- [What is being asked]:
List each line of the data that holds the string "this", please.

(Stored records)
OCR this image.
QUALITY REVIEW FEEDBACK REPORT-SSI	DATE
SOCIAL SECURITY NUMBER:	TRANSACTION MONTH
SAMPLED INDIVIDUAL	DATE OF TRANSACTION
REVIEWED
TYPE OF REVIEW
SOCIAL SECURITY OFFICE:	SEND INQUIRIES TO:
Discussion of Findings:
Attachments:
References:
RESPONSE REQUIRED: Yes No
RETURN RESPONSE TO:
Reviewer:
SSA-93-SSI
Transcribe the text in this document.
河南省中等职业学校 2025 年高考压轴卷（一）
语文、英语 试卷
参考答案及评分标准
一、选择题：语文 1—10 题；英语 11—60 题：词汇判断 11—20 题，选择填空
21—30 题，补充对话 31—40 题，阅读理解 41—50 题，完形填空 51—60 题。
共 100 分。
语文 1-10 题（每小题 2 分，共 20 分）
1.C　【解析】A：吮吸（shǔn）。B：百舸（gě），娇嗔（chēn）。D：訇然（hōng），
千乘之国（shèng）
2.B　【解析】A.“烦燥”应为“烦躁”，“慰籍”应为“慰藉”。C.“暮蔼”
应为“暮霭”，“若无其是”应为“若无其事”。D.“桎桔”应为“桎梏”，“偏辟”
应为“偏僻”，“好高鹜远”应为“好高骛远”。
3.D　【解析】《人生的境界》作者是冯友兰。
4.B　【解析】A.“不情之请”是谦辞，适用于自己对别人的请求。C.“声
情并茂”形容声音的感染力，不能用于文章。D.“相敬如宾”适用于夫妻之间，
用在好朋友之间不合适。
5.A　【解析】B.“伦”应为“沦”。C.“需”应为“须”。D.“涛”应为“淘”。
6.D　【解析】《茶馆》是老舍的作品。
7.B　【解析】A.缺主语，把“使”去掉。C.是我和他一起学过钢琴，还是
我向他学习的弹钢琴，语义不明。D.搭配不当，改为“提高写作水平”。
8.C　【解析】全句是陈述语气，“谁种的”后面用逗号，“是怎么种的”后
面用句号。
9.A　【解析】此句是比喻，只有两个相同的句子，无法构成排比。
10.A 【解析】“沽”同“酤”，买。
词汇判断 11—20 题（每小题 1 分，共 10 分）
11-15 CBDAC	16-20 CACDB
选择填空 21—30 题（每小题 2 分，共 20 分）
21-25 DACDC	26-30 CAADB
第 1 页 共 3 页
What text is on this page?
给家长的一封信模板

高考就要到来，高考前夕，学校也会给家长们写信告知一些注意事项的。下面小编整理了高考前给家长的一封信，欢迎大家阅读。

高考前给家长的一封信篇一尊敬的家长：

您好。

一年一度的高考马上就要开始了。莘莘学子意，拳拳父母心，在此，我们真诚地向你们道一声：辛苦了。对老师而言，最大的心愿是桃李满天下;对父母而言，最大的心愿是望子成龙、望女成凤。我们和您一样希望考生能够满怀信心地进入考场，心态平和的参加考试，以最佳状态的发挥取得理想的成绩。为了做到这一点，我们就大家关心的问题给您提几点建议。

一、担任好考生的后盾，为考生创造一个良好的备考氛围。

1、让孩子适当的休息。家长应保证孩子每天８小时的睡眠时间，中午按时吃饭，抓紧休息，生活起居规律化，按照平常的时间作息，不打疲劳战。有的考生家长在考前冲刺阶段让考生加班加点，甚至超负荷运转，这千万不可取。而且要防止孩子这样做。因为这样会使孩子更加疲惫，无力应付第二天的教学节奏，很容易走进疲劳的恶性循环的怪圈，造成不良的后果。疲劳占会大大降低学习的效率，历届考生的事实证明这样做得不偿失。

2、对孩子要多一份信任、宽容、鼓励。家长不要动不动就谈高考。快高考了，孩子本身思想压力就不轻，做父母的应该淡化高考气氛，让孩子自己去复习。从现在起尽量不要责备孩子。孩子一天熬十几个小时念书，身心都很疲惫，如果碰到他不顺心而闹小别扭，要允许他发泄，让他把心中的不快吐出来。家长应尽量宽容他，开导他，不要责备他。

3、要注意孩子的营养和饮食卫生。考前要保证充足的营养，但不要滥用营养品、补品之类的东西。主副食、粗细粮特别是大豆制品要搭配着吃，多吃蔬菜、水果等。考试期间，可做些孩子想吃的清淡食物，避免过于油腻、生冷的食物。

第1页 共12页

- [Reply]:
OCR this image.
Transcribe the text in this document.
What text is on this page?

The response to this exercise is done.